## [Exercise goal]
Copy the records below exactly, omitting any pictures they contain.

## [Data records]
# # #
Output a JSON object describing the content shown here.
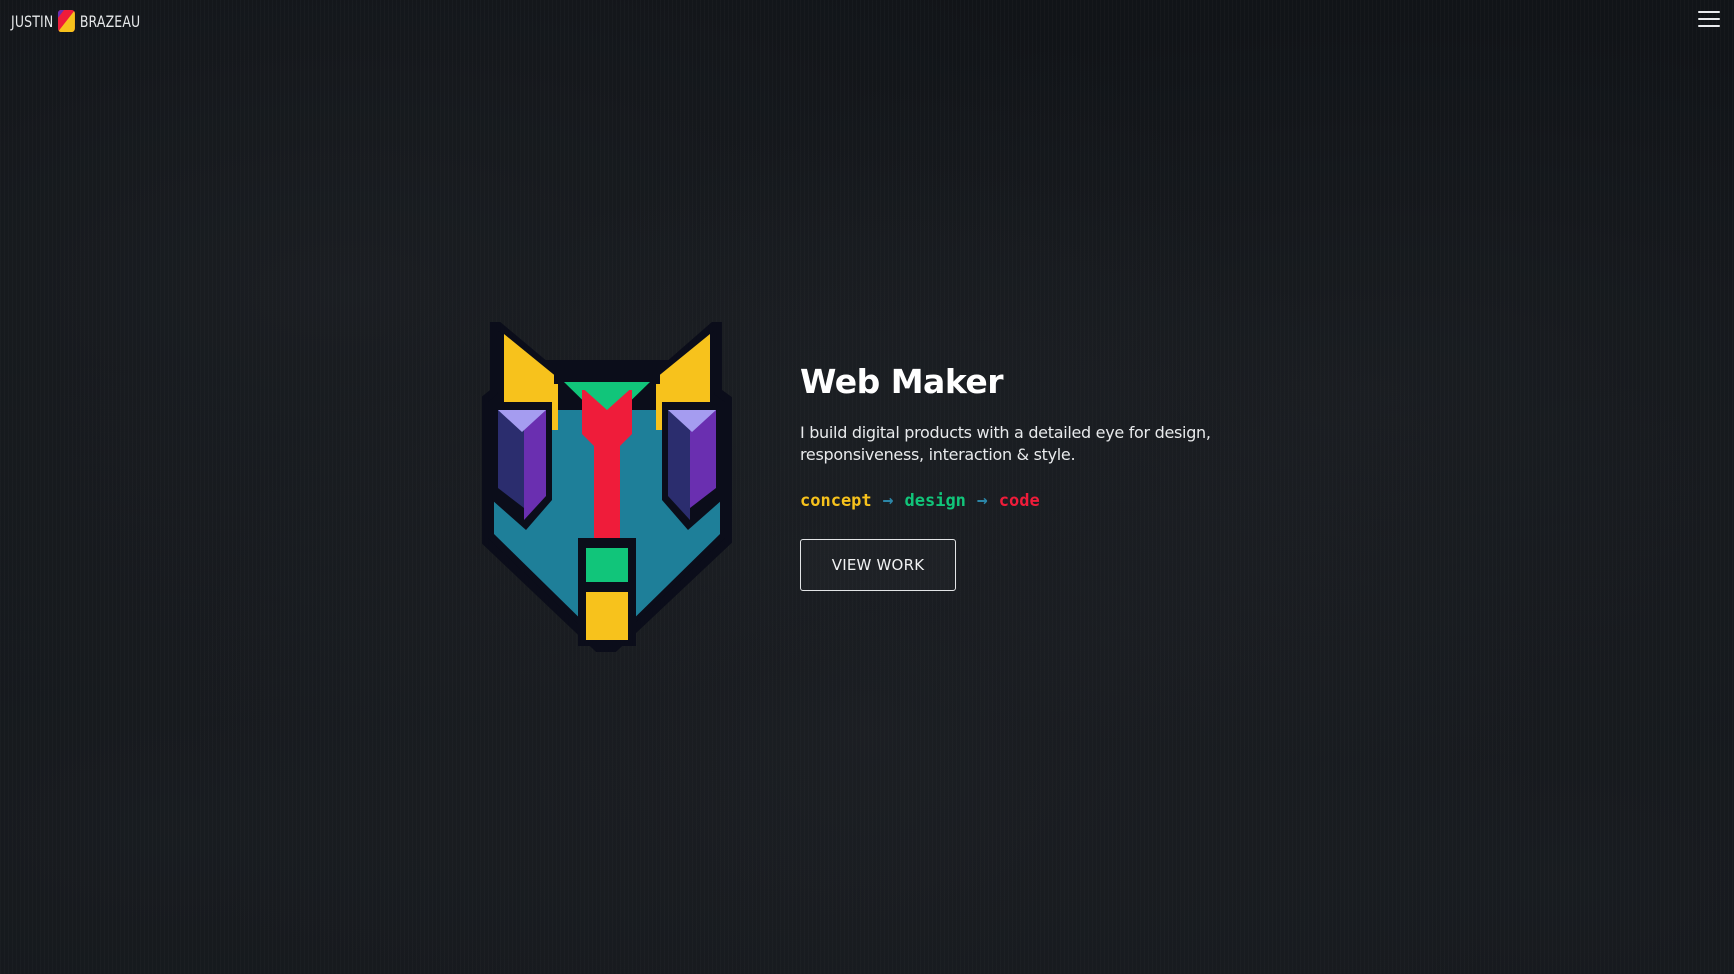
{
  "header": {
    "brand_first": "JUSTIN",
    "brand_last": "BRAZEAU",
    "brand_icon": "brand-logo-mark",
    "menu_icon": "hamburger-menu-icon"
  },
  "hero": {
    "title": "Web Maker",
    "description": "I build digital products with a detailed eye for design, responsiveness, interaction & style.",
    "pipeline": {
      "concept": "concept",
      "design": "design",
      "code": "code",
      "arrow": "→"
    },
    "cta_label": "VIEW WORK"
  },
  "colors": {
    "background": "#111418",
    "yellow": "#f7c21c",
    "green": "#11c57a",
    "red": "#ef1c3a",
    "teal": "#1e7f99",
    "purple": "#6a2fb0",
    "navy": "#2b2d6e",
    "lavender": "#a59cf0"
  }
}
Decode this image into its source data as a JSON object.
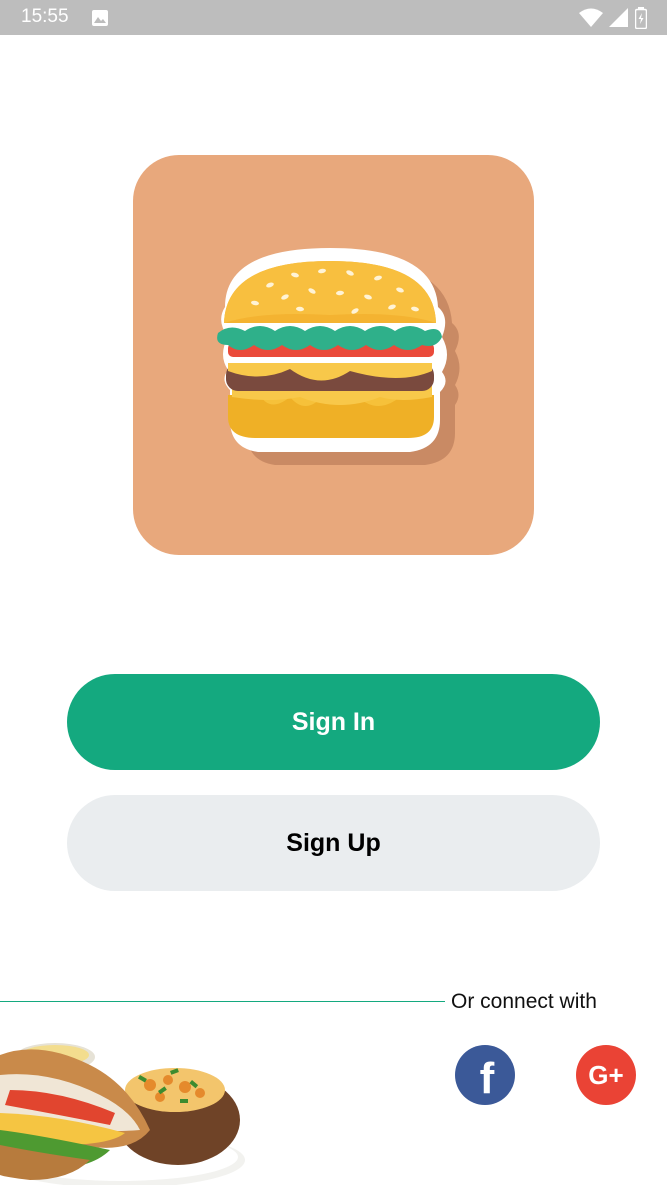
{
  "status_bar": {
    "time": "15:55"
  },
  "auth": {
    "sign_in_label": "Sign In",
    "sign_up_label": "Sign Up"
  },
  "social": {
    "connect_label": "Or connect with",
    "facebook_glyph": "f",
    "google_glyph": "G+"
  },
  "colors": {
    "primary": "#14a97f",
    "logo_bg": "#e8a87c",
    "secondary_button": "#eaedef",
    "facebook": "#3b5998",
    "google": "#ea4335"
  },
  "icons": [
    "image-icon",
    "wifi-icon",
    "signal-icon",
    "battery-icon",
    "burger-logo-icon",
    "facebook-icon",
    "google-plus-icon"
  ]
}
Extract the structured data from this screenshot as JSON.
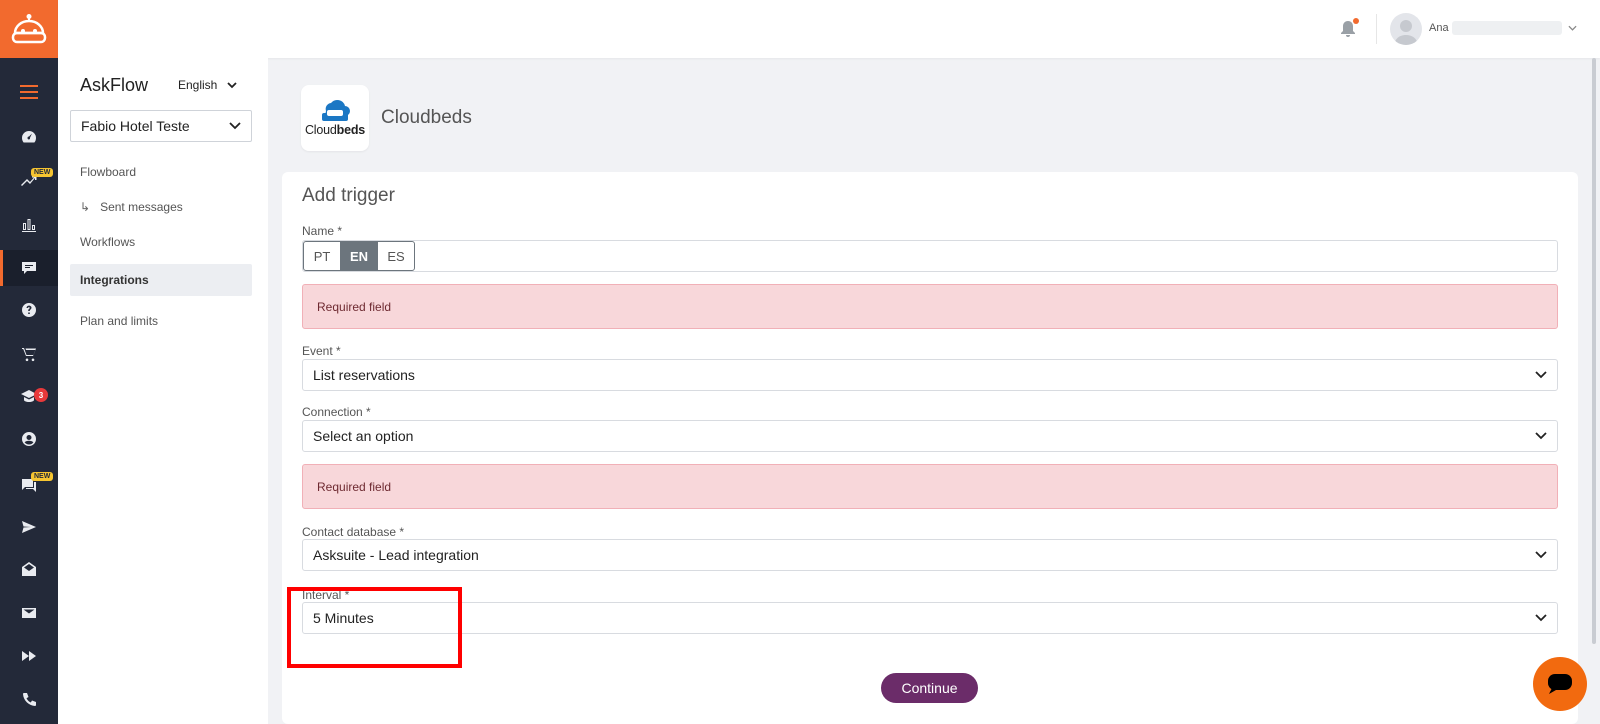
{
  "topbar": {
    "user_name": "Ana"
  },
  "rail": {
    "new_badge": "NEW",
    "academy_count": "3",
    "chat_new_badge": "NEW"
  },
  "sidebar": {
    "title": "AskFlow",
    "language": "English",
    "hotel": "Fabio Hotel Teste",
    "items": [
      {
        "label": "Flowboard"
      },
      {
        "label": "Sent messages"
      },
      {
        "label": "Workflows"
      },
      {
        "label": "Integrations"
      },
      {
        "label": "Plan and limits"
      }
    ]
  },
  "integration": {
    "logo_text_regular": "Cloud",
    "logo_text_bold": "beds",
    "title": "Cloudbeds"
  },
  "form": {
    "title": "Add trigger",
    "name_label": "Name *",
    "lang_tabs": [
      "PT",
      "EN",
      "ES"
    ],
    "active_lang": "EN",
    "name_error": "Required field",
    "event_label": "Event *",
    "event_value": "List reservations",
    "connection_label": "Connection *",
    "connection_value": "Select an option",
    "connection_error": "Required field",
    "contact_db_label": "Contact database *",
    "contact_db_value": "Asksuite - Lead integration",
    "interval_label": "Interval *",
    "interval_value": "5 Minutes",
    "continue_label": "Continue"
  },
  "colors": {
    "brand_orange": "#f26a2e",
    "rail_bg": "#232939",
    "continue_btn": "#6b2c69",
    "error_bg": "#f8d7da",
    "highlight": "#ff0000"
  }
}
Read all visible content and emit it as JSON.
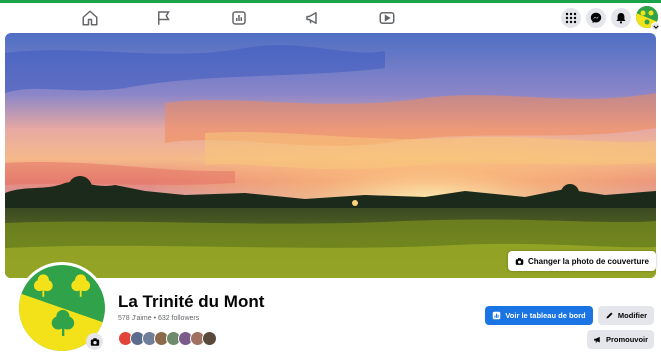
{
  "colors": {
    "accent_line": "#1aa34a",
    "primary_button": "#1b74e4",
    "grey_button": "#e4e6eb",
    "text_primary": "#050505",
    "text_secondary": "#65676b"
  },
  "topbar": {
    "nav_icons": [
      "home-icon",
      "flag-icon",
      "insights-icon",
      "megaphone-icon",
      "video-icon"
    ],
    "right_icons": [
      "menu-grid-icon",
      "messenger-icon",
      "notifications-bell-icon"
    ]
  },
  "cover": {
    "change_cover_label": "Changer la photo de couverture"
  },
  "page": {
    "name": "La Trinité du Mont",
    "stats": "578 J'aime • 632 followers"
  },
  "actions": {
    "dashboard_label": "Voir le tableau de bord",
    "edit_label": "Modifier",
    "promote_label": "Promouvoir"
  }
}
# # #
## [Task solution]
Output a JSON object describing the content shown here.
{
  "header": {
    "brand_first": "JUSTIN",
    "brand_last": "BRAZEAU",
    "brand_icon": "brand-logo-mark",
    "menu_icon": "hamburger-menu-icon"
  },
  "hero": {
    "title": "Web Maker",
    "description": "I build digital products with a detailed eye for design, responsiveness, interaction & style.",
    "pipeline": {
      "concept": "concept",
      "design": "design",
      "code": "code",
      "arrow": "→"
    },
    "cta_label": "VIEW WORK"
  },
  "colors": {
    "background": "#111418",
    "yellow": "#f7c21c",
    "green": "#11c57a",
    "red": "#ef1c3a",
    "teal": "#1e7f99",
    "purple": "#6a2fb0",
    "navy": "#2b2d6e",
    "lavender": "#a59cf0"
  }
}
Decode this image into its source data as a JSON object.
{
  "status_bar": {
    "time": "15:55"
  },
  "auth": {
    "sign_in_label": "Sign In",
    "sign_up_label": "Sign Up"
  },
  "social": {
    "connect_label": "Or connect with",
    "facebook_glyph": "f",
    "google_glyph": "G+"
  },
  "colors": {
    "primary": "#14a97f",
    "logo_bg": "#e8a87c",
    "secondary_button": "#eaedef",
    "facebook": "#3b5998",
    "google": "#ea4335"
  },
  "icons": [
    "image-icon",
    "wifi-icon",
    "signal-icon",
    "battery-icon",
    "burger-logo-icon",
    "facebook-icon",
    "google-plus-icon"
  ]
}
Extract the structured data from this screenshot as JSON.
{
  "topbar": {
    "user_name": "Ana"
  },
  "rail": {
    "new_badge": "NEW",
    "academy_count": "3",
    "chat_new_badge": "NEW"
  },
  "sidebar": {
    "title": "AskFlow",
    "language": "English",
    "hotel": "Fabio Hotel Teste",
    "items": [
      {
        "label": "Flowboard"
      },
      {
        "label": "Sent messages"
      },
      {
        "label": "Workflows"
      },
      {
        "label": "Integrations"
      },
      {
        "label": "Plan and limits"
      }
    ]
  },
  "integration": {
    "logo_text_regular": "Cloud",
    "logo_text_bold": "beds",
    "title": "Cloudbeds"
  },
  "form": {
    "title": "Add trigger",
    "name_label": "Name *",
    "lang_tabs": [
      "PT",
      "EN",
      "ES"
    ],
    "active_lang": "EN",
    "name_error": "Required field",
    "event_label": "Event *",
    "event_value": "List reservations",
    "connection_label": "Connection *",
    "connection_value": "Select an option",
    "connection_error": "Required field",
    "contact_db_label": "Contact database *",
    "contact_db_value": "Asksuite - Lead integration",
    "interval_label": "Interval *",
    "interval_value": "5 Minutes",
    "continue_label": "Continue"
  },
  "colors": {
    "brand_orange": "#f26a2e",
    "rail_bg": "#232939",
    "continue_btn": "#6b2c69",
    "error_bg": "#f8d7da",
    "highlight": "#ff0000"
  }
}
Read all visible content and emit it as JSON.
{
  "colors": {
    "accent_line": "#1aa34a",
    "primary_button": "#1b74e4",
    "grey_button": "#e4e6eb",
    "text_primary": "#050505",
    "text_secondary": "#65676b"
  },
  "topbar": {
    "nav_icons": [
      "home-icon",
      "flag-icon",
      "insights-icon",
      "megaphone-icon",
      "video-icon"
    ],
    "right_icons": [
      "menu-grid-icon",
      "messenger-icon",
      "notifications-bell-icon"
    ]
  },
  "cover": {
    "change_cover_label": "Changer la photo de couverture"
  },
  "page": {
    "name": "La Trinité du Mont",
    "stats": "578 J'aime • 632 followers"
  },
  "actions": {
    "dashboard_label": "Voir le tableau de bord",
    "edit_label": "Modifier",
    "promote_label": "Promouvoir"
  }
}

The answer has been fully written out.